Stated goal. Determine the number of lines in the listing below where the string "reverse" occurs; answer with the number alone.

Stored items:
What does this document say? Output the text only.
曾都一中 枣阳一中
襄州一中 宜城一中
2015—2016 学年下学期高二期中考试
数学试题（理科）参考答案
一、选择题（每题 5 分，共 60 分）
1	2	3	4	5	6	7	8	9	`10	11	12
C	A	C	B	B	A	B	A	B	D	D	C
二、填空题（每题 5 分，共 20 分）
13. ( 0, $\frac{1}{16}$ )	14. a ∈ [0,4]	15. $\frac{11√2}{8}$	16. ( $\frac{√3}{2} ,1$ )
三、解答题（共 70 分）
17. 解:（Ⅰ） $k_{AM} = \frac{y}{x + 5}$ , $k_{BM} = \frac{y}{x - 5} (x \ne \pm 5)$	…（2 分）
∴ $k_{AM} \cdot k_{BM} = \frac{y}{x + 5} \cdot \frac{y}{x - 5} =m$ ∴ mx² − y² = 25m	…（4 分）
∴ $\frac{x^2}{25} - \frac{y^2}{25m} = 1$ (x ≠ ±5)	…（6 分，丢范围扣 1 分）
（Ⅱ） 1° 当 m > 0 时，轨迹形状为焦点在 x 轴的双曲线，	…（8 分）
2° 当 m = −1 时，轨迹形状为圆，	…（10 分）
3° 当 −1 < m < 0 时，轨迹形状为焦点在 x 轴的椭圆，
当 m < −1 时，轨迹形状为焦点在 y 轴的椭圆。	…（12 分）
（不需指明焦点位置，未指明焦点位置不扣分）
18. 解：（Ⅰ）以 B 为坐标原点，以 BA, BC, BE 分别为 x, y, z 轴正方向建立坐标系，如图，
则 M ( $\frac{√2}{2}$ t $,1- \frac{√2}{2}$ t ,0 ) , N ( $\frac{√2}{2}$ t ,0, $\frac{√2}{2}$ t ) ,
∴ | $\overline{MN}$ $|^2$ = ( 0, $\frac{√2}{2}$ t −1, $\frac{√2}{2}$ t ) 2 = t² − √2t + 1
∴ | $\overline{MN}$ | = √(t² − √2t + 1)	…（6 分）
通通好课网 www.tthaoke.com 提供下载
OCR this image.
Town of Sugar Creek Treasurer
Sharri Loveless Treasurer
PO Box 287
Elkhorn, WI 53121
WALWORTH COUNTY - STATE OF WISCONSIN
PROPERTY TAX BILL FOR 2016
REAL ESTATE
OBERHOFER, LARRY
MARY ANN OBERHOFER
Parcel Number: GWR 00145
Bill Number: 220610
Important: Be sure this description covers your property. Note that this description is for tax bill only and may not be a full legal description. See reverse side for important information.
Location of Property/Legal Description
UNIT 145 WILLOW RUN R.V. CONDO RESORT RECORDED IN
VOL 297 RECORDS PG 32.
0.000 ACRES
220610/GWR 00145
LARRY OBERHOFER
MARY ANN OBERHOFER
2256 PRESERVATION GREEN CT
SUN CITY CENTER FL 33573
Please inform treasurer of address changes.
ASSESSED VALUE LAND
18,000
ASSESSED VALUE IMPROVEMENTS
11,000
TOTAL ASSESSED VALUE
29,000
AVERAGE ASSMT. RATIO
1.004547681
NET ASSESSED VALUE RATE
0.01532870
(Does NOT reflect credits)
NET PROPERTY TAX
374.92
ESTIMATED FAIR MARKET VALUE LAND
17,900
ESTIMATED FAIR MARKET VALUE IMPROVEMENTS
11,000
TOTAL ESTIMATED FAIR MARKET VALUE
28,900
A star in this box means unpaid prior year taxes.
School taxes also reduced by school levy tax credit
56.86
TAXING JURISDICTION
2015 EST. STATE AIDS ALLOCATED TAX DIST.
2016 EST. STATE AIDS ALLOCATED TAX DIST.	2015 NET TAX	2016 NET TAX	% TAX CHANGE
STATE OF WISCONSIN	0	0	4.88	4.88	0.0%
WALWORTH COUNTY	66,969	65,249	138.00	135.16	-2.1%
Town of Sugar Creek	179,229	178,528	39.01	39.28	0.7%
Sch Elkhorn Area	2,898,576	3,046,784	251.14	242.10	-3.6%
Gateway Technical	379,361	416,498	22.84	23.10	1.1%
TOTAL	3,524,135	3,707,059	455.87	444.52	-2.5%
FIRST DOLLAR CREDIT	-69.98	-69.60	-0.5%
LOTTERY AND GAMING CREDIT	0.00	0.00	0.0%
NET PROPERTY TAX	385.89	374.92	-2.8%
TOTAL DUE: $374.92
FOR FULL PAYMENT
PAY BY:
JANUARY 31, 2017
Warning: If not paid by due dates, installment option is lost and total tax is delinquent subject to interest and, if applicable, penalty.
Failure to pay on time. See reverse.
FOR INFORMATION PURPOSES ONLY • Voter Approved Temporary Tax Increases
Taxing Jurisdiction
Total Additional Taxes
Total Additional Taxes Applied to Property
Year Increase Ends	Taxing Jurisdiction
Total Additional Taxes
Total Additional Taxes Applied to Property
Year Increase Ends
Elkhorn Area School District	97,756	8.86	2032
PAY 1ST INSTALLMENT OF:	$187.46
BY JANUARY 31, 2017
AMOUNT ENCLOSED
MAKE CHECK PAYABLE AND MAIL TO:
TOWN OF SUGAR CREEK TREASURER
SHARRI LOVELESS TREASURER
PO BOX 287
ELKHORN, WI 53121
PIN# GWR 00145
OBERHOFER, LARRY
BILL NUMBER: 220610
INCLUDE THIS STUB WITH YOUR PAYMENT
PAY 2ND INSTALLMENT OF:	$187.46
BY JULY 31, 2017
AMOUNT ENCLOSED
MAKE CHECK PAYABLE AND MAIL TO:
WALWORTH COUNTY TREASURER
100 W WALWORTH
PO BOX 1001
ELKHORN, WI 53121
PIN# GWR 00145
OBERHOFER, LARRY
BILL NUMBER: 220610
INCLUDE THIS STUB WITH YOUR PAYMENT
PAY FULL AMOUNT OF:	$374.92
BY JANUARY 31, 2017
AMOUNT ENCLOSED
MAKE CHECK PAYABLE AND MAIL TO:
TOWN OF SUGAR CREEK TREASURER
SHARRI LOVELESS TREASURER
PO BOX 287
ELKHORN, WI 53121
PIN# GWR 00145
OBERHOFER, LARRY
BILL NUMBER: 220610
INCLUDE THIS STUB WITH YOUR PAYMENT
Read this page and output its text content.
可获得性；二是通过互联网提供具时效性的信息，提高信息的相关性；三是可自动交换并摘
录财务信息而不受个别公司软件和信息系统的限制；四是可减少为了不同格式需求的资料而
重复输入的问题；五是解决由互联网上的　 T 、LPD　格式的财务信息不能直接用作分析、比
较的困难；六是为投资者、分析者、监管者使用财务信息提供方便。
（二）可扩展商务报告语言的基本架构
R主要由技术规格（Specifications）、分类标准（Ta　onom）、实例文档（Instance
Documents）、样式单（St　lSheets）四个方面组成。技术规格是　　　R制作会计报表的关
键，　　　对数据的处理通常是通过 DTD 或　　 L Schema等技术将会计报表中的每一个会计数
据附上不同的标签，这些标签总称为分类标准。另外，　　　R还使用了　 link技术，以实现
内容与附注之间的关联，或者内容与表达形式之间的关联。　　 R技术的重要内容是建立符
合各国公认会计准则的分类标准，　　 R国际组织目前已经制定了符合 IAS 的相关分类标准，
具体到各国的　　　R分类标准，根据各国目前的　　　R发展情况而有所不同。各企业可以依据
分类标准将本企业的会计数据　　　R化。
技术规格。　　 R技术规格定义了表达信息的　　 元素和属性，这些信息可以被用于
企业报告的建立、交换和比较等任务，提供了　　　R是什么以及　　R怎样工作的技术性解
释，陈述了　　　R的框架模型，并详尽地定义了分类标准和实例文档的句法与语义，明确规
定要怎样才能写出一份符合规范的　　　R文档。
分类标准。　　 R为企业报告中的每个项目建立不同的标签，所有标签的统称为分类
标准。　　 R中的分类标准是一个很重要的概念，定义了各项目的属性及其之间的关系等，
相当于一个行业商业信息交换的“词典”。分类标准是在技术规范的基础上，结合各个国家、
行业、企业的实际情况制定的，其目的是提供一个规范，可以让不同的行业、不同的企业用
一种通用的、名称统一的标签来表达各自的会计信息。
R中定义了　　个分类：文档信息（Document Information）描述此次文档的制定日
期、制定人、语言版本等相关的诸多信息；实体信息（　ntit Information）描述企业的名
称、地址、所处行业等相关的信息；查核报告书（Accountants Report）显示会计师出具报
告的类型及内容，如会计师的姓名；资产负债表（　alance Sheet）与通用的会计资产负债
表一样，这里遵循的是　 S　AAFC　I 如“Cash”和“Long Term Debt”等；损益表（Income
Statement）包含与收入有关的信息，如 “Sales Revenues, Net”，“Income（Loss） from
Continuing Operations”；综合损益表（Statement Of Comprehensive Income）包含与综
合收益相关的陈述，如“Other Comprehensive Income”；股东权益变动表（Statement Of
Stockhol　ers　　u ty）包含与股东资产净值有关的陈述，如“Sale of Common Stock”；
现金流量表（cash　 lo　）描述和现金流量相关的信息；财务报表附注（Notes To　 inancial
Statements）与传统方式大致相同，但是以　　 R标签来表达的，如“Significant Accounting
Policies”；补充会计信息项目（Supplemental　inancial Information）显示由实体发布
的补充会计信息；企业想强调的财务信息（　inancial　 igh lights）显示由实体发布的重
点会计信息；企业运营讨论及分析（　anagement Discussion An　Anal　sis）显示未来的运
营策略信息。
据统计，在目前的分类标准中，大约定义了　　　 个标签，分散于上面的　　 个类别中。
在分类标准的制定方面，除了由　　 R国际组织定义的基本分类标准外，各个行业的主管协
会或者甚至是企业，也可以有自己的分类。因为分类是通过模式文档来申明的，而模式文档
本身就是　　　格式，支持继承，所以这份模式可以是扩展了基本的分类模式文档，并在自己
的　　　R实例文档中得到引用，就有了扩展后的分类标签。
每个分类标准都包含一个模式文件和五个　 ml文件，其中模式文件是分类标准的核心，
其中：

The completed task. 2